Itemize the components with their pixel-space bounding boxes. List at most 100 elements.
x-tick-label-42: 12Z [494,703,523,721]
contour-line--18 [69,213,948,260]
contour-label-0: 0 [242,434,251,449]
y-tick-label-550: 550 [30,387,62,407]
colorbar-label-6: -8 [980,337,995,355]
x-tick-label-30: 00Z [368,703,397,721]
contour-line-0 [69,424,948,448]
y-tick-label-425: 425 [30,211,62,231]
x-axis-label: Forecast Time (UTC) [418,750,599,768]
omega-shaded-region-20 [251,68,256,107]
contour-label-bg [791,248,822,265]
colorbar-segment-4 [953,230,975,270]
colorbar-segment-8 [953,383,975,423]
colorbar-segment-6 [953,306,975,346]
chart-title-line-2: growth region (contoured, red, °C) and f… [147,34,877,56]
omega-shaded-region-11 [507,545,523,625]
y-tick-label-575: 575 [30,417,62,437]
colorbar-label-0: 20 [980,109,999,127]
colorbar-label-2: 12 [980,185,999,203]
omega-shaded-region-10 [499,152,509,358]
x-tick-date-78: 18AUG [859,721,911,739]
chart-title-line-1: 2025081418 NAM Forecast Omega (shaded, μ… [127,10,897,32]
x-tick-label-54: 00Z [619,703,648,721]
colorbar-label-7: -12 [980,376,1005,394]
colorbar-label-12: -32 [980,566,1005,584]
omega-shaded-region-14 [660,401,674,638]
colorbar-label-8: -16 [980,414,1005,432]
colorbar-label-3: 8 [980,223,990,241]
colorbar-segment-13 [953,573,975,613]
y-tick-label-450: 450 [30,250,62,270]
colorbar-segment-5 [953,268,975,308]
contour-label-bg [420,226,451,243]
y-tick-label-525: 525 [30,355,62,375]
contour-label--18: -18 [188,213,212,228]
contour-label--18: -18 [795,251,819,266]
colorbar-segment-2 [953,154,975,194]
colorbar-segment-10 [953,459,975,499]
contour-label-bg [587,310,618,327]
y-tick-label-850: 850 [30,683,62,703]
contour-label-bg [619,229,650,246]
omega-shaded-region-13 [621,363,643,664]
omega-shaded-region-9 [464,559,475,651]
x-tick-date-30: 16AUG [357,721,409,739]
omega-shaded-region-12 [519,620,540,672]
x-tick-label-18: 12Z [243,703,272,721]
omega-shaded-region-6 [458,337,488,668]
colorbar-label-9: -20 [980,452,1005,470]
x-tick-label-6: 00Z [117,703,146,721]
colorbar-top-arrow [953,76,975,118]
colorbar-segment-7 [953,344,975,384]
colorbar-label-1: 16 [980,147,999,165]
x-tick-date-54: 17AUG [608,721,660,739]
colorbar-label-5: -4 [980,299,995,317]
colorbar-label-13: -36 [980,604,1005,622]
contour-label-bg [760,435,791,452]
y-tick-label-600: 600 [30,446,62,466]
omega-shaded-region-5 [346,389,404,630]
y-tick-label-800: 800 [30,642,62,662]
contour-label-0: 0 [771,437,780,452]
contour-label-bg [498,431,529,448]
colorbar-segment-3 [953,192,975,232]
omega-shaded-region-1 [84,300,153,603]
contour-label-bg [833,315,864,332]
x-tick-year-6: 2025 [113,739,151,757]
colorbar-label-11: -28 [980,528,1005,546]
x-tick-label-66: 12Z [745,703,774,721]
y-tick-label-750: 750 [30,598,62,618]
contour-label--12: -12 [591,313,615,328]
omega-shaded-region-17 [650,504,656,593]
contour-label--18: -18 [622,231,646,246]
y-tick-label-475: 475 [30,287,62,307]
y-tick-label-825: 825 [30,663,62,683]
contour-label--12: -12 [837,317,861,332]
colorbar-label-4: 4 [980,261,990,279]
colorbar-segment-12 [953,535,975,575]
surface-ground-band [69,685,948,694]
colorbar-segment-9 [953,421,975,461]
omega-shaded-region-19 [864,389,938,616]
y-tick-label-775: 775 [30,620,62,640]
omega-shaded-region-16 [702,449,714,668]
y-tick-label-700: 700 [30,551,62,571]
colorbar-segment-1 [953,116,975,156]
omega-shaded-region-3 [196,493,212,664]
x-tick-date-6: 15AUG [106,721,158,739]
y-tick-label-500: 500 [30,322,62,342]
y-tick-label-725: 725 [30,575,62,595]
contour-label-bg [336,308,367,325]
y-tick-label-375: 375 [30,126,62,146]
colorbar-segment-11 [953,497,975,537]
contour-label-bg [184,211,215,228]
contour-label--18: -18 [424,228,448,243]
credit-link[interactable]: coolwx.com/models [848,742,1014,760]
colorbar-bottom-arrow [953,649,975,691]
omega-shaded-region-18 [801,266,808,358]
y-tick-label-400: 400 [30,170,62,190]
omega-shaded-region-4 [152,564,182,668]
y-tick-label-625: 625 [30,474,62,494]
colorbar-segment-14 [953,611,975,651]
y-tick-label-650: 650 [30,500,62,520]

# # #

Rewrite the listing with every "omega-shaded-region" changed to "omega-fill-region", leaving everything else as it is.

Itemize the components with their pixel-space bounding boxes. List at most 100 elements.
x-tick-label-42: 12Z [494,703,523,721]
contour-line--18 [69,213,948,260]
contour-label-0: 0 [242,434,251,449]
y-tick-label-550: 550 [30,387,62,407]
colorbar-label-6: -8 [980,337,995,355]
x-tick-label-30: 00Z [368,703,397,721]
contour-line-0 [69,424,948,448]
y-tick-label-425: 425 [30,211,62,231]
x-axis-label: Forecast Time (UTC) [418,750,599,768]
omega-fill-region-20 [251,68,256,107]
contour-label-bg [791,248,822,265]
colorbar-segment-4 [953,230,975,270]
colorbar-segment-8 [953,383,975,423]
colorbar-segment-6 [953,306,975,346]
chart-title-line-2: growth region (contoured, red, °C) and f… [147,34,877,56]
omega-fill-region-11 [507,545,523,625]
y-tick-label-575: 575 [30,417,62,437]
colorbar-label-0: 20 [980,109,999,127]
colorbar-label-2: 12 [980,185,999,203]
omega-fill-region-10 [499,152,509,358]
x-tick-date-78: 18AUG [859,721,911,739]
chart-title-line-1: 2025081418 NAM Forecast Omega (shaded, μ… [127,10,897,32]
x-tick-label-54: 00Z [619,703,648,721]
colorbar-label-7: -12 [980,376,1005,394]
colorbar-label-12: -32 [980,566,1005,584]
omega-fill-region-14 [660,401,674,638]
colorbar-label-8: -16 [980,414,1005,432]
colorbar-label-3: 8 [980,223,990,241]
colorbar-segment-13 [953,573,975,613]
y-tick-label-450: 450 [30,250,62,270]
colorbar-segment-5 [953,268,975,308]
contour-label-bg [420,226,451,243]
y-tick-label-525: 525 [30,355,62,375]
contour-label--18: -18 [188,213,212,228]
contour-label--18: -18 [795,251,819,266]
colorbar-segment-2 [953,154,975,194]
colorbar-segment-10 [953,459,975,499]
contour-label-bg [587,310,618,327]
y-tick-label-850: 850 [30,683,62,703]
contour-label-bg [619,229,650,246]
omega-fill-region-13 [621,363,643,664]
omega-fill-region-9 [464,559,475,651]
x-tick-date-30: 16AUG [357,721,409,739]
omega-fill-region-12 [519,620,540,672]
x-tick-label-18: 12Z [243,703,272,721]
omega-fill-region-6 [458,337,488,668]
colorbar-label-9: -20 [980,452,1005,470]
x-tick-label-6: 00Z [117,703,146,721]
colorbar-top-arrow [953,76,975,118]
colorbar-segment-7 [953,344,975,384]
colorbar-label-1: 16 [980,147,999,165]
x-tick-date-54: 17AUG [608,721,660,739]
colorbar-label-5: -4 [980,299,995,317]
colorbar-label-13: -36 [980,604,1005,622]
contour-label-bg [760,435,791,452]
y-tick-label-600: 600 [30,446,62,466]
omega-fill-region-5 [346,389,404,630]
y-tick-label-800: 800 [30,642,62,662]
contour-label-0: 0 [771,437,780,452]
contour-label-bg [498,431,529,448]
colorbar-segment-3 [953,192,975,232]
omega-fill-region-1 [84,300,153,603]
contour-label-bg [833,315,864,332]
x-tick-year-6: 2025 [113,739,151,757]
colorbar-label-11: -28 [980,528,1005,546]
x-tick-label-66: 12Z [745,703,774,721]
y-tick-label-750: 750 [30,598,62,618]
contour-label--12: -12 [591,313,615,328]
omega-fill-region-17 [650,504,656,593]
contour-label--18: -18 [622,231,646,246]
y-tick-label-475: 475 [30,287,62,307]
y-tick-label-825: 825 [30,663,62,683]
contour-label--12: -12 [837,317,861,332]
colorbar-label-4: 4 [980,261,990,279]
colorbar-segment-12 [953,535,975,575]
surface-ground-band [69,685,948,694]
colorbar-segment-9 [953,421,975,461]
omega-fill-region-19 [864,389,938,616]
y-tick-label-775: 775 [30,620,62,640]
omega-fill-region-16 [702,449,714,668]
y-tick-label-700: 700 [30,551,62,571]
colorbar-segment-1 [953,116,975,156]
omega-fill-region-3 [196,493,212,664]
x-tick-date-6: 15AUG [106,721,158,739]
y-tick-label-500: 500 [30,322,62,342]
y-tick-label-725: 725 [30,575,62,595]
contour-label-bg [336,308,367,325]
y-tick-label-375: 375 [30,126,62,146]
colorbar-segment-11 [953,497,975,537]
contour-label-bg [184,211,215,228]
contour-label--18: -18 [424,228,448,243]
credit-link[interactable]: coolwx.com/models [848,742,1014,760]
colorbar-bottom-arrow [953,649,975,691]
omega-fill-region-18 [801,266,808,358]
y-tick-label-400: 400 [30,170,62,190]
omega-fill-region-4 [152,564,182,668]
y-tick-label-625: 625 [30,474,62,494]
colorbar-segment-14 [953,611,975,651]
y-tick-label-650: 650 [30,500,62,520]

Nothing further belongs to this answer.